▶ _Instructions for the task_:
In your copy, include every line of the listing below exactly but none of the pictures.
====== Extracted material
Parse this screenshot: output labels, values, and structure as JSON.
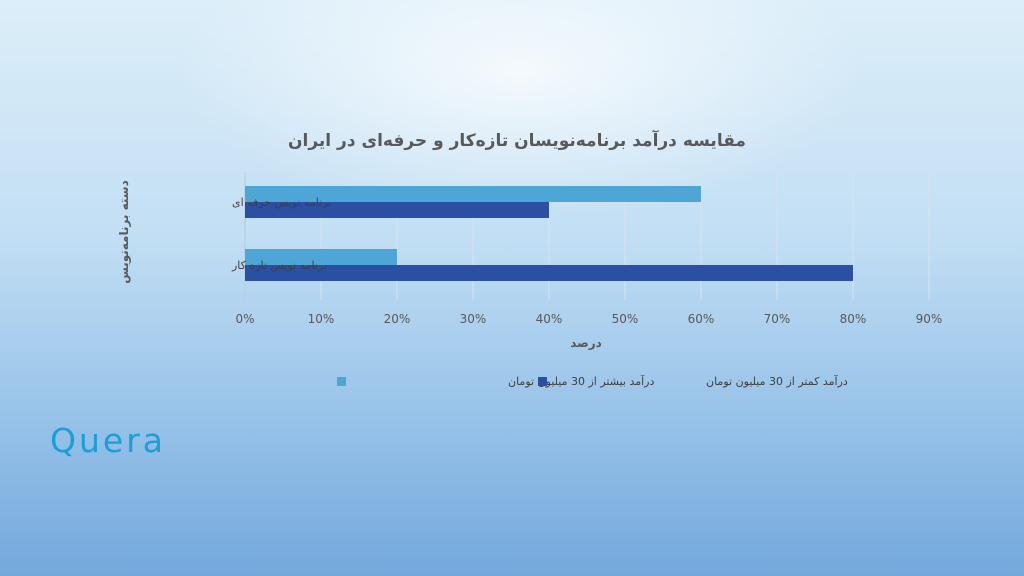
{
  "chart_data": {
    "type": "bar",
    "orientation": "horizontal",
    "title": "مقایسه درآمد برنامه‌نویسان تازه‌کار و حرفه‌ای در ایران",
    "xlabel": "درصد",
    "ylabel": "دسته برنامه‌نویس",
    "categories": [
      "برنامه نویس حرفه ای",
      "برنامه نویس تازه کار"
    ],
    "series": [
      {
        "name": "درآمد بیشتر از 30 میلیون تومان",
        "values": [
          60,
          20
        ],
        "color": "#4ea6d6"
      },
      {
        "name": "درآمد کمتر از 30 میلیون تومان",
        "values": [
          40,
          80
        ],
        "color": "#2a4fa3"
      }
    ],
    "xlim": [
      0,
      90
    ],
    "xticks": [
      "0%",
      "10%",
      "20%",
      "30%",
      "40%",
      "50%",
      "60%",
      "70%",
      "80%",
      "90%"
    ],
    "grid": "vertical",
    "legend": "bottom"
  },
  "logo": {
    "text": "Quera",
    "color": "#1a9fd6"
  }
}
============
▶ _Output_:
Parse this screenshot: output labels, values, and structure as JSON.
{
  "chart_data": {
    "type": "bar",
    "orientation": "horizontal",
    "title": "مقایسه درآمد برنامه‌نویسان تازه‌کار و حرفه‌ای در ایران",
    "xlabel": "درصد",
    "ylabel": "دسته برنامه‌نویس",
    "categories": [
      "برنامه نویس حرفه ای",
      "برنامه نویس تازه کار"
    ],
    "series": [
      {
        "name": "درآمد بیشتر از 30 میلیون تومان",
        "values": [
          60,
          20
        ],
        "color": "#4ea6d6"
      },
      {
        "name": "درآمد کمتر از 30 میلیون تومان",
        "values": [
          40,
          80
        ],
        "color": "#2a4fa3"
      }
    ],
    "xlim": [
      0,
      90
    ],
    "xticks": [
      "0%",
      "10%",
      "20%",
      "30%",
      "40%",
      "50%",
      "60%",
      "70%",
      "80%",
      "90%"
    ],
    "grid": "vertical",
    "legend": "bottom"
  },
  "logo": {
    "text": "Quera",
    "color": "#1a9fd6"
  }
}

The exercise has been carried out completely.